Directive:
Show every line of the records below that contains the word "baseline".

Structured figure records

┏━━

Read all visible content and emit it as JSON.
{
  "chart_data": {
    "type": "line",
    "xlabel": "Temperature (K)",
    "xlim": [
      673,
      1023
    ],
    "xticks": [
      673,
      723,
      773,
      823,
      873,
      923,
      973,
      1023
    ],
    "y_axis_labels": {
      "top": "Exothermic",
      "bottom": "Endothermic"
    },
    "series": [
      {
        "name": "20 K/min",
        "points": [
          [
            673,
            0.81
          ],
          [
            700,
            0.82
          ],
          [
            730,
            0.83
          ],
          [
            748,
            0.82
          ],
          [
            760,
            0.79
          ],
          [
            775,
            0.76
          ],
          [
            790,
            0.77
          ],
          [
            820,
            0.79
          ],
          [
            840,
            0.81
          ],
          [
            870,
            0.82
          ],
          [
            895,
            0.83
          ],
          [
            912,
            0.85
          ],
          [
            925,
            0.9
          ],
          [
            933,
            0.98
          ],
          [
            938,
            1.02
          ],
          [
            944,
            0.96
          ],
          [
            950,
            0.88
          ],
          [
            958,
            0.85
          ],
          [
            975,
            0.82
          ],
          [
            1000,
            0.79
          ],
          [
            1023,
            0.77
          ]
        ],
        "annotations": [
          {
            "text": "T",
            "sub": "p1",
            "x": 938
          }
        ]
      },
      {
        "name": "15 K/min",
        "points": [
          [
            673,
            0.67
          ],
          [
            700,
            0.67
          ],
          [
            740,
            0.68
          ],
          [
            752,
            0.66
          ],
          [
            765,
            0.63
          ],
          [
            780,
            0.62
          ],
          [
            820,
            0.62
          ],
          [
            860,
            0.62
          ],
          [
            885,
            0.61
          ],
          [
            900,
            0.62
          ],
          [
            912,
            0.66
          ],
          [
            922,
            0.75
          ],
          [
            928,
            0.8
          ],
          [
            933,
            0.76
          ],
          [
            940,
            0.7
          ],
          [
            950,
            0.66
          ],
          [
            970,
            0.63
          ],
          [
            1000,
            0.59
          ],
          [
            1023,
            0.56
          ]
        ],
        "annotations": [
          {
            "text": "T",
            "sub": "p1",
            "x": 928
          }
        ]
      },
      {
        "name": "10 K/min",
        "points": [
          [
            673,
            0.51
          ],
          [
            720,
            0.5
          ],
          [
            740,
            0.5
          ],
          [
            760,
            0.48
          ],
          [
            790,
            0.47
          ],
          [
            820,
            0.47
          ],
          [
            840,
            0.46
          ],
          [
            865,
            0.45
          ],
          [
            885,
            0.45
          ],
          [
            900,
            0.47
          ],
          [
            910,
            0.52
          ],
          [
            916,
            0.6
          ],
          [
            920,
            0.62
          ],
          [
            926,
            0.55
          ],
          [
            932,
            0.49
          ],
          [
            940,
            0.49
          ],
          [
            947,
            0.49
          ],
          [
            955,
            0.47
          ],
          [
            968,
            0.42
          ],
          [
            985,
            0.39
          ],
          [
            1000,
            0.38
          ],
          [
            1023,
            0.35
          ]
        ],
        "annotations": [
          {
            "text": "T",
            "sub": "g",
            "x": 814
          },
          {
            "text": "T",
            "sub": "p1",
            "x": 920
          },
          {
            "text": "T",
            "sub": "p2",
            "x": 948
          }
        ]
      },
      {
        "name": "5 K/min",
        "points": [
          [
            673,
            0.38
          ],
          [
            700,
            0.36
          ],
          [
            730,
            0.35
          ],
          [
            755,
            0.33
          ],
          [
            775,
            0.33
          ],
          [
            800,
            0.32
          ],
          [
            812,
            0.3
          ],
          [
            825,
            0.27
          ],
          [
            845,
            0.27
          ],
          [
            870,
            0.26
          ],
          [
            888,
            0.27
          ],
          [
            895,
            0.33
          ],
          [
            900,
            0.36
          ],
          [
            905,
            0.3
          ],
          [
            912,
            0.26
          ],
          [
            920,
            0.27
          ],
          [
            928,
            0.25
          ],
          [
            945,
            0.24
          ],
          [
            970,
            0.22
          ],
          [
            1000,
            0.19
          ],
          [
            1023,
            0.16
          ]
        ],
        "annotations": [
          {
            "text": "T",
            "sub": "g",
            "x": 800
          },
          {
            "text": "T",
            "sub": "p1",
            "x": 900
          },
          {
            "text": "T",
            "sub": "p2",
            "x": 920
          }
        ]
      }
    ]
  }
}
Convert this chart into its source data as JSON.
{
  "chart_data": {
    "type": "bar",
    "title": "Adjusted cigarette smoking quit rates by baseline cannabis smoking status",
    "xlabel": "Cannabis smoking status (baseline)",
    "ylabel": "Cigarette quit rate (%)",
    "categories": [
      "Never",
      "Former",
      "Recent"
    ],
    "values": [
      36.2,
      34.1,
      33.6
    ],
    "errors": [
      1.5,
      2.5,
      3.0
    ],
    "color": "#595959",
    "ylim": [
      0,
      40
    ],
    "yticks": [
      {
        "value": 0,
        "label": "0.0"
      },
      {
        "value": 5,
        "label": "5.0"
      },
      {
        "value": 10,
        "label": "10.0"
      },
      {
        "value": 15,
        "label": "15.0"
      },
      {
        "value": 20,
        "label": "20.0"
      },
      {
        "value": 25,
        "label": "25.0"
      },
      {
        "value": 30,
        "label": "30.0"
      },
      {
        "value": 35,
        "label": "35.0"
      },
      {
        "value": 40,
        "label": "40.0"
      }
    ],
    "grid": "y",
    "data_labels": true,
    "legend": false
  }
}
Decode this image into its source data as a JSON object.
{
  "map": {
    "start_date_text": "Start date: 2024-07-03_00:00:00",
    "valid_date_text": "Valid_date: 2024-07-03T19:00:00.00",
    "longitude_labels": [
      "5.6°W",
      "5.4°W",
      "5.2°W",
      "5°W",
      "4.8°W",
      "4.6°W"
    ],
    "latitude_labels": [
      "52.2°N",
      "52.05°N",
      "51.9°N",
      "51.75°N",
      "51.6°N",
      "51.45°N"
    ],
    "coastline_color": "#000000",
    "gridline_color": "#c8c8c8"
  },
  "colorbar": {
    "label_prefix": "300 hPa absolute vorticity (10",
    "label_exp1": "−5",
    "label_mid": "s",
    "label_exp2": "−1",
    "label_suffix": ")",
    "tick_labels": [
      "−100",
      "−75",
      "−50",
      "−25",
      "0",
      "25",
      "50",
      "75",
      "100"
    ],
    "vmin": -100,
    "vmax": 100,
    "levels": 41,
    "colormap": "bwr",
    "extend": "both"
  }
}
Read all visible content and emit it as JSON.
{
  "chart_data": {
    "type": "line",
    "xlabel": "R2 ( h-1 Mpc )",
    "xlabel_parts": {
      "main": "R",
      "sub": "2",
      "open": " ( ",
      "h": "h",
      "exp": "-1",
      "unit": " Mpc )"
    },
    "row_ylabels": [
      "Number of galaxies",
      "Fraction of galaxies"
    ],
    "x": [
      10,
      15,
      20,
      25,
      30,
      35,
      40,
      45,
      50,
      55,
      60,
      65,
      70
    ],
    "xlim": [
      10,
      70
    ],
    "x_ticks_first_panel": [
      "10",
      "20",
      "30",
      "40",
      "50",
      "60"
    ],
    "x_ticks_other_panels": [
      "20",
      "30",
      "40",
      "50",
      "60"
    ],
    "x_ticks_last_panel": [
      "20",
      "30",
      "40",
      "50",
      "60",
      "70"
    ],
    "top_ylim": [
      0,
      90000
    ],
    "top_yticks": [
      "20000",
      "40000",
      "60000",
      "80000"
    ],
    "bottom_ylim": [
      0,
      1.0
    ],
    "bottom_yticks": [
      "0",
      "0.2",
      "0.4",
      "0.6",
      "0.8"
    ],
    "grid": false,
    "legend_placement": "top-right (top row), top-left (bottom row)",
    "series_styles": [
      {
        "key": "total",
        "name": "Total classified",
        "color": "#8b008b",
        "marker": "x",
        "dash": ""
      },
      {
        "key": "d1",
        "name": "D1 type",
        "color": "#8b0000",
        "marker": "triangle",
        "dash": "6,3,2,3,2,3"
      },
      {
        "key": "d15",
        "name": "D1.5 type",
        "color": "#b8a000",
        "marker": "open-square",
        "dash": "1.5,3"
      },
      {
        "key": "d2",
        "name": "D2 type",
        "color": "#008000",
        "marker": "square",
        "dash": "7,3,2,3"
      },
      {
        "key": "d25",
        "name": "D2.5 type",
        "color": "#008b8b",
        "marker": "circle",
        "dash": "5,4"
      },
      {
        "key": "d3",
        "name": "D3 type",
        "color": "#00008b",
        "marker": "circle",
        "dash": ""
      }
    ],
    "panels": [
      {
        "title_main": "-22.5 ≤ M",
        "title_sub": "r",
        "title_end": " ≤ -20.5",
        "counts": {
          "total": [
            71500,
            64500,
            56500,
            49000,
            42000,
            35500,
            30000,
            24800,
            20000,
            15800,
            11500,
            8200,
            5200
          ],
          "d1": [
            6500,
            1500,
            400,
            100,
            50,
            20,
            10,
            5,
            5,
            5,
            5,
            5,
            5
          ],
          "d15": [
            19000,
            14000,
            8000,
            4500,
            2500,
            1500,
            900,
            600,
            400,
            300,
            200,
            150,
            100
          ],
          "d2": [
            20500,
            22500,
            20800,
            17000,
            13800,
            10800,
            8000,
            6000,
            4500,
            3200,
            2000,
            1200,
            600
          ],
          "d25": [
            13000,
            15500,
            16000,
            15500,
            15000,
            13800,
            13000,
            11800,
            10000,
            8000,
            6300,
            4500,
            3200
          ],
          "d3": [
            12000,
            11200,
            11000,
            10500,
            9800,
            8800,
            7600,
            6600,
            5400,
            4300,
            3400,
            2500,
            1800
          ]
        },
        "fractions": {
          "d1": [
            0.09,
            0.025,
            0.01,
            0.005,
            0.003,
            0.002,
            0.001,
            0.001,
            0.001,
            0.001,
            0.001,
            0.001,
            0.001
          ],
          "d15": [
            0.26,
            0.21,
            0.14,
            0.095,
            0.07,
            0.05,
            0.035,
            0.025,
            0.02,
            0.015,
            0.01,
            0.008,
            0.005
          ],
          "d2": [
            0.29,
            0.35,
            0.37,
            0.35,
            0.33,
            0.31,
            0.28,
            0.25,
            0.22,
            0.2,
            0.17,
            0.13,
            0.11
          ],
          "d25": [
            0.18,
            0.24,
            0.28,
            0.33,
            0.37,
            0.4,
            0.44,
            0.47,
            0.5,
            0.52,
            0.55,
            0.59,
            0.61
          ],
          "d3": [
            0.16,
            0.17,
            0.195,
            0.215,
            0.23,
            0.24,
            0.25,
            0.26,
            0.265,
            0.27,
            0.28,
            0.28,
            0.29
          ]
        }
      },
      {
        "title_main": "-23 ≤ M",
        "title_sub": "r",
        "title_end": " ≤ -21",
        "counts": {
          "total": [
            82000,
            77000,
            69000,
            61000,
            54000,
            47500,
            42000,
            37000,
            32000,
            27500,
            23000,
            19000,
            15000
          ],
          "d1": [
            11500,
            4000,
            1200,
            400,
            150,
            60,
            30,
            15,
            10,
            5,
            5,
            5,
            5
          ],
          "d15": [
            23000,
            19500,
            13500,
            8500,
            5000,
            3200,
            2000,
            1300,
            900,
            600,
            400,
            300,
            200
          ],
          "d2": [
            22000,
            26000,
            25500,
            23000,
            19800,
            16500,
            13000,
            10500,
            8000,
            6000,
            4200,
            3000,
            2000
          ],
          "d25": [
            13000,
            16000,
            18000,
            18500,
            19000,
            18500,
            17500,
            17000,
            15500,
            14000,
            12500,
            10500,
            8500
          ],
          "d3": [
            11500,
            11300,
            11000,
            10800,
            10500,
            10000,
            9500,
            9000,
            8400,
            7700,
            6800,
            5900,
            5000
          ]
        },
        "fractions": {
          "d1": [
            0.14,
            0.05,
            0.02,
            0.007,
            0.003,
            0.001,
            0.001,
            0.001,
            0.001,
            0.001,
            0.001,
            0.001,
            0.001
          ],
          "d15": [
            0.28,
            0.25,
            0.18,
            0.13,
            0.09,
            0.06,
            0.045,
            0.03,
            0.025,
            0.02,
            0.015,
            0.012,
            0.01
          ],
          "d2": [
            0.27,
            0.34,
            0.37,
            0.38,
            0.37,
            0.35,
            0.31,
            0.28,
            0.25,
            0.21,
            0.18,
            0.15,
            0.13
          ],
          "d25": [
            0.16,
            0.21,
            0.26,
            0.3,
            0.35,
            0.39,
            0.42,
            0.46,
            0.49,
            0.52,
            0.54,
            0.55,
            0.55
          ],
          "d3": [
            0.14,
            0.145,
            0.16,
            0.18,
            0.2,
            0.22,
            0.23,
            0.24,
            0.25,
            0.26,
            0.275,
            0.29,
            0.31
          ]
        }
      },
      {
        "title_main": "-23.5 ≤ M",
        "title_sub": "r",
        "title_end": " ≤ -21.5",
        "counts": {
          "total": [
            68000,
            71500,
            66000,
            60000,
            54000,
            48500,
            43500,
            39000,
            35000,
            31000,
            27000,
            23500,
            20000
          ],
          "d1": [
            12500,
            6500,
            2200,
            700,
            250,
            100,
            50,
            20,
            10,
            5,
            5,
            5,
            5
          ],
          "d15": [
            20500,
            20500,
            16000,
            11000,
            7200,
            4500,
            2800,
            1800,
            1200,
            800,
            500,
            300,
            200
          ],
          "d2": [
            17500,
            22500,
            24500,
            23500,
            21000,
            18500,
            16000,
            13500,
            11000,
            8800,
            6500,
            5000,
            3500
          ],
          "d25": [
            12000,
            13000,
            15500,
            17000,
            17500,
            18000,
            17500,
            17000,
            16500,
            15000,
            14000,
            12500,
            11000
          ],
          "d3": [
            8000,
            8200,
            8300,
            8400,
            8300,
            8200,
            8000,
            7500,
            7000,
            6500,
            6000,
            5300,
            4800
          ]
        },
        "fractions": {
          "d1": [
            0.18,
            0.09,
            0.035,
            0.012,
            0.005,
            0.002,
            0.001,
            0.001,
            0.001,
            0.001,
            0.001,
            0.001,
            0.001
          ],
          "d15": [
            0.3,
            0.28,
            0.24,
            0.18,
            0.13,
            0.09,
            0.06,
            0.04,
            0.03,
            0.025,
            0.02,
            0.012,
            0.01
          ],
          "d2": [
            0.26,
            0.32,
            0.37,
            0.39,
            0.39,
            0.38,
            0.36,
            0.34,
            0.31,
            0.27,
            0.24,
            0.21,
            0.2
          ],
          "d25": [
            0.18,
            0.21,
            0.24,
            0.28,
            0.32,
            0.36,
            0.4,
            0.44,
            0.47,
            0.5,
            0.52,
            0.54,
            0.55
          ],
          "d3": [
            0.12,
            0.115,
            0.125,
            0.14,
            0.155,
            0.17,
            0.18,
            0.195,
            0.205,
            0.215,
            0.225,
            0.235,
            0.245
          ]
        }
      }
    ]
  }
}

┗━━

Problem solution:
    "title": "Adjusted cigarette smoking quit rates by baseline cannabis smoking status",
    "xlabel": "Cannabis smoking status (baseline)",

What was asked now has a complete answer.